### [SOURCE]
▬▬▬▬▬▬▬▬▬▬
The "any" and "some" functions are simple extensions of the "g" function, taking whatever parameters are passed into "any" and "some" and passing them directly onto the "g" function. Instead of preprocessing the parameters like we did in the "qa" function, instead we hardcode some default values for the quantifier "min" value. i.e. the [0] and [1] parts of the code passed into the "g" function.

slist

The "slist" function is a more complex extension of basic grammar components. The "slist" subroutine can be simplified to something like this:

        sub slist {
                my($item,$separator,$trailingseparatorallowed) = @_;
                my $extension;

                if($trailingsepatorallowed){
                        # an item, 
                        # followed by any number of (separator item) 
                        # and maybe one separator at end
                        $extension = series( $item,  any($separator, $item), maybe($separator) );
                } else {
                        # an item, followed by any number of ( separator item )                 
                        $extension = series( $item, any($separator, $item) );
                }

                return $extension;
        }
        

The "slist" function is also not something that can be supported by normal parser "rules". The "slist" subroutine is called during the "generation" phase, before the parser is built, and based on the parameters passed in, it decides what sort of grammar to build for a separated list.

FULL GRAMMAR EXAMPLES

trekisms

The following grammar shows how one might identify dialogue and attribute it to a particular fictional character.

The "attributeline" subroutine is basically an extension which allows us to bundle the functionality of the output into one spot and then easily use that functionality at several different points in the grammar.

        my $captured="";

        sub attributeline { 
                my ($name, $restofgrammar) = @_;
                my $callback = sub{$captured.=sprintf ("%8s says: %s\n", $name,shift(@_));};
                my $stitcher = get($callback, $restofgrammar);
                return $stitcher;
        }

        sub trekname { qa('Jim Captain Spock Bones Doctor Scotty') } 
        sub occupation {a('ditch digger', 'bricklayer', 'mechanic')}
        sub mccoy_job { [ql("I'm a doctor, not a"), occupation, a('!', '.')] }
        sub mccoy_diag { [ "He's", 'dead', ',', trekname, a('!', '.') ] }
        sub mccoy_rant1 { [ql('You green-blooded Vulcan'), a('!', '.') ] }
        sub mccoy_isms {
                attributeline('McCoy', a(mccoy_job, mccoy_diag, mccoy_rant1))
▬▬▬▬▬▬▬▬▬▬
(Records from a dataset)
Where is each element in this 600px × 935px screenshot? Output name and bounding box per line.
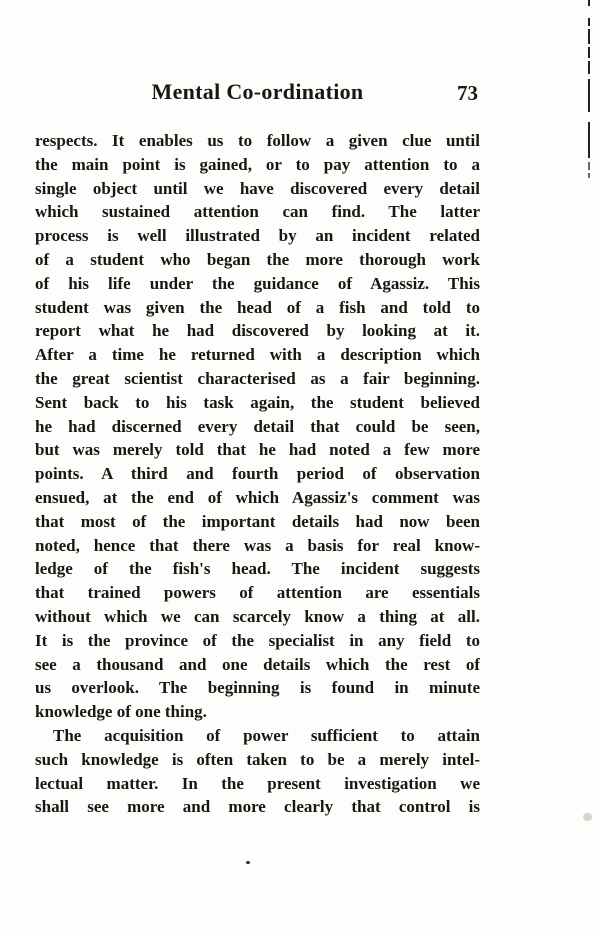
scan-edge-mark (588, 29, 590, 44)
text-line: respects. It enables us to follow a given clue until (35, 131, 480, 150)
text-line: such knowledge is often taken to be a merely intel- (35, 749, 480, 769)
scan-edge-mark (588, 18, 590, 26)
text-line: After a time he returned with a description which (35, 345, 480, 365)
text-line: see a thousand and one details which the rest of (35, 654, 480, 674)
page-number: 73 (457, 81, 478, 105)
ink-dot-artifact (246, 861, 250, 864)
text-line: the great scientist characterised as a fair beginning. (35, 368, 480, 388)
text-line: It is the province of the specialist in any field to (35, 630, 480, 650)
text-line: ensued, at the end of which Agassiz's comment was (35, 487, 480, 507)
scan-edge-mark (588, 47, 590, 58)
smudge-artifact (583, 813, 592, 821)
text-line: knowledge of one thing. (35, 702, 207, 722)
text-line: the main point is gained, or to pay attention to a (35, 154, 480, 174)
scan-edge-mark (588, 61, 590, 74)
text-line: ledge of the fish's head. The incident suggests (35, 559, 480, 579)
text-line: that most of the important details had now been (35, 511, 480, 531)
page-title: Mental Co-ordination (151, 79, 364, 104)
text-line: points. A third and fourth period of observation (35, 464, 480, 484)
text-line: process is well illustrated by an incident related (35, 226, 480, 246)
body-text (35, 129, 480, 819)
text-line: without which we can scarcely know a thing at all. (35, 606, 480, 626)
scan-edge-mark (588, 162, 590, 170)
scan-edge-mark (588, 0, 590, 6)
text-line: noted, hence that there was a basis for real know- (35, 535, 480, 555)
running-header (35, 79, 480, 107)
text-line: of a student who began the more thorough work (35, 249, 480, 269)
text-line: The acquisition of power sufficient to attain (53, 725, 480, 745)
text-line: but was merely told that he had noted a few more (35, 440, 480, 460)
text-line: lectual matter. In the present investigation we (35, 773, 480, 793)
text-line: single object until we have discovered every detail (35, 178, 480, 198)
scan-edge-mark (588, 173, 590, 178)
text-line: student was given the head of a fish and told to (35, 297, 480, 317)
text-line: that trained powers of attention are essentials (35, 583, 480, 603)
text-line: us overlook. The beginning is found in minute (35, 678, 480, 698)
text-line: report what he had discovered by looking at it. (35, 321, 480, 341)
text-line: of his life under the guidance of Agassiz. This (35, 273, 480, 293)
scan-edge-mark (588, 79, 590, 112)
text-line: Sent back to his task again, the student believed (35, 392, 480, 412)
text-line: which sustained attention can find. The latter (35, 202, 480, 222)
text-line: he had discerned every detail that could be seen, (35, 416, 480, 436)
text-line: shall see more and more clearly that control is (35, 797, 480, 817)
scan-edge-mark (588, 122, 590, 158)
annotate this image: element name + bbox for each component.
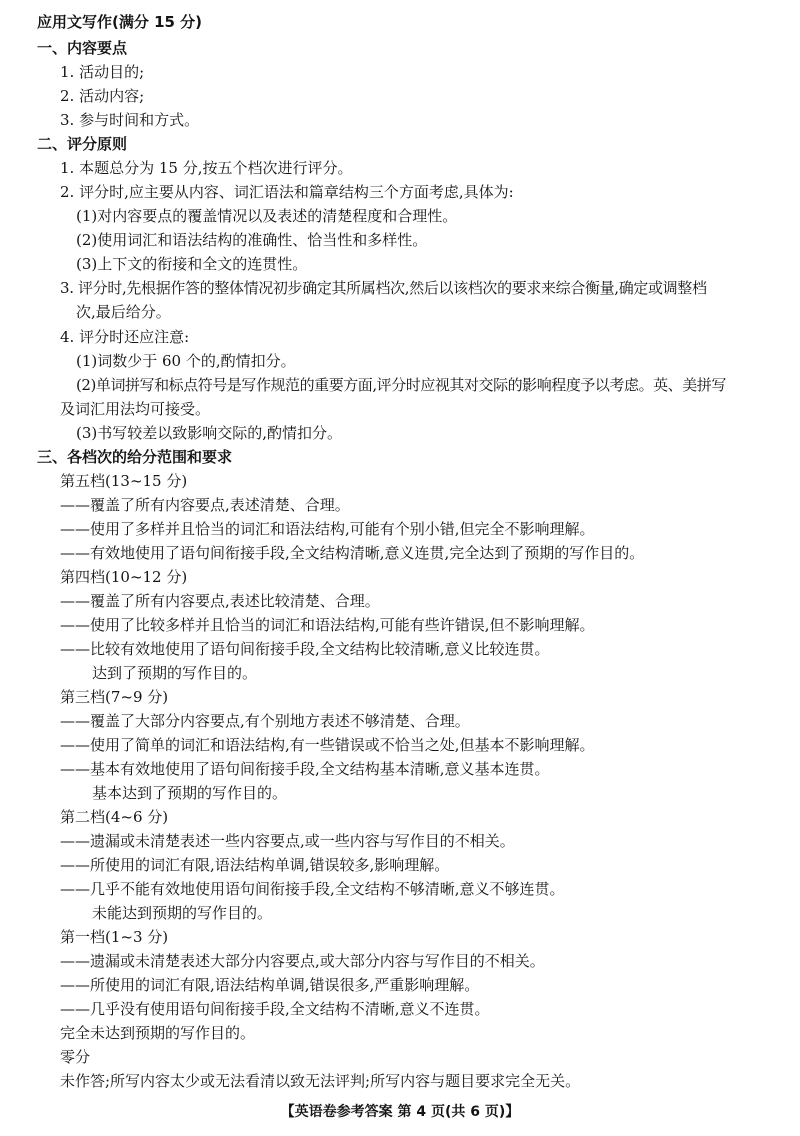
grade-label: 第五档(13~15 分) [60,472,188,490]
grade-criterion: ——所使用的词汇有限,语法结构单调,错误较多,影响理解。 [60,856,450,874]
page-title: 应用文写作(满分 15 分) [37,13,203,31]
principle-subitem: (3)书写较差以致影响交际的,酌情扣分。 [76,424,343,442]
principle-item-continuation: 次,最后给分。 [76,303,171,321]
grade-criterion: ——比较有效地使用了语句间衔接手段,全文结构比较清晰,意义比较连贯。 [60,640,550,658]
principle-subitem: (1)词数少于 60 个的,酌情扣分。 [76,352,296,370]
grade-criterion: ——几乎没有使用语句间衔接手段,全文结构不清晰,意义不连贯。 [60,1000,490,1018]
section-heading-grade-levels: 三、各档次的给分范围和要求 [37,448,233,466]
grade-criterion: ——基本有效地使用了语句间衔接手段,全文结构基本清晰,意义基本连贯。 [60,760,550,778]
principle-subitem: (3)上下文的衔接和全文的连贯性。 [76,255,308,273]
principle-item: 3. 评分时,先根据作答的整体情况初步确定其所属档次,然后以该档次的要求来综合衡量,确定或调整档 [60,279,707,297]
page-footer: 【英语卷参考答案 第 4 页(共 6 页)】 [280,1104,520,1120]
grade-label: 第三档(7~9 分) [60,688,169,706]
section-heading-scoring-principles: 二、评分原则 [37,135,128,153]
grade-criterion: ——覆盖了所有内容要点,表述比较清楚、合理。 [60,592,380,610]
principle-subitem: (2)使用词汇和语法结构的准确性、恰当性和多样性。 [76,231,428,249]
content-point-item: 2. 活动内容; [60,87,145,105]
principle-subitem: (2)单词拼写和标点符号是写作规范的重要方面,评分时应视其对交际的影响程度予以考虑。英、美拼写 [76,376,726,394]
principle-item: 2. 评分时,应主要从内容、词汇语法和篇章结构三个方面考虑,具体为: [60,183,514,201]
grade-criterion: ——所使用的词汇有限,语法结构单调,错误很多,严重影响理解。 [60,976,480,994]
principle-subitem: (1)对内容要点的覆盖情况以及表述的清楚程度和合理性。 [76,207,458,225]
grade-label: 第四档(10~12 分) [60,568,188,586]
principle-item: 1. 本题总分为 15 分,按五个档次进行评分。 [60,159,353,177]
grade-criterion: ——遗漏或未清楚表述大部分内容要点,或大部分内容与写作目的不相关。 [60,952,545,970]
grade-criterion: ——使用了多样并且恰当的词汇和语法结构,可能有个别小错,但完全不影响理解。 [60,520,595,538]
grade-criterion: ——覆盖了所有内容要点,表述清楚、合理。 [60,496,350,514]
principle-subitem-continuation: 及词汇用法均可接受。 [60,400,211,418]
grade-criterion: ——几乎不能有效地使用语句间衔接手段,全文结构不够清晰,意义不够连贯。 [60,880,565,898]
grade-label: 第二档(4~6 分) [60,808,169,826]
grade-criterion: 未作答;所写内容太少或无法看清以致无法评判;所写内容与题目要求完全无关。 [60,1072,581,1090]
grade-criterion-continuation: 达到了预期的写作目的。 [92,664,258,682]
grade-criterion: ——有效地使用了语句间衔接手段,全文结构清晰,意义连贯,完全达到了预期的写作目的。 [60,544,645,562]
grade-criterion: ——遗漏或未清楚表述一些内容要点,或一些内容与写作目的不相关。 [60,832,515,850]
grade-label: 零分 [60,1048,91,1066]
grade-criterion-continuation: 未能达到预期的写作目的。 [92,904,273,922]
grade-criterion: ——使用了简单的词汇和语法结构,有一些错误或不恰当之处,但基本不影响理解。 [60,736,595,754]
grade-criterion: ——覆盖了大部分内容要点,有个别地方表述不够清楚、合理。 [60,712,470,730]
principle-item: 4. 评分时还应注意: [60,328,190,346]
grade-label: 第一档(1~3 分) [60,928,169,946]
grade-criterion-continuation: 完全未达到预期的写作目的。 [60,1024,256,1042]
section-heading-content-points: 一、内容要点 [37,39,128,57]
grade-criterion: ——使用了比较多样并且恰当的词汇和语法结构,可能有些许错误,但不影响理解。 [60,616,595,634]
grade-criterion-continuation: 基本达到了预期的写作目的。 [92,784,288,802]
content-point-item: 3. 参与时间和方式。 [60,111,200,129]
content-point-item: 1. 活动目的; [60,63,145,81]
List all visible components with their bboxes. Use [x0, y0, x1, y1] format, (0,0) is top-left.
▬▬▬▬▬▬▬▬▬▬
### [GIVEN INSTRUCTION A]
Transcribe the parser text between "return $extension;" and "in the grammar.", inclusive.
### [GIVEN INSTRUCTION B]
Answer these questions using the parser text:
(i) Which function do "any" and "some" pass their parameters directly on to?
(ii) During which phase is the "slist" subroutine called?
(iii) What three occupations does the "occupation" subroutine list?

### [RESPONSE A]
return $extension;
        }
        

The "slist" function is also not something that can be supported by normal parser "rules". The "slist" subroutine is called during the "generation" phase, before the parser is built, and based on the parameters passed in, it decides what sort of grammar to build for a separated list.

FULL GRAMMAR EXAMPLES

trekisms

The following grammar shows how one might identify dialogue and attribute it to a particular fictional character.

The "attributeline" subroutine is basically an extension which allows us to bundle the functionality of the output into one spot and then easily use that functionality at several different points in the grammar.

### [RESPONSE B]
(i) The "g" function.
(ii) The "generation" phase, before the parser is built.
(iii) Ditch digger, bricklayer, and mechanic.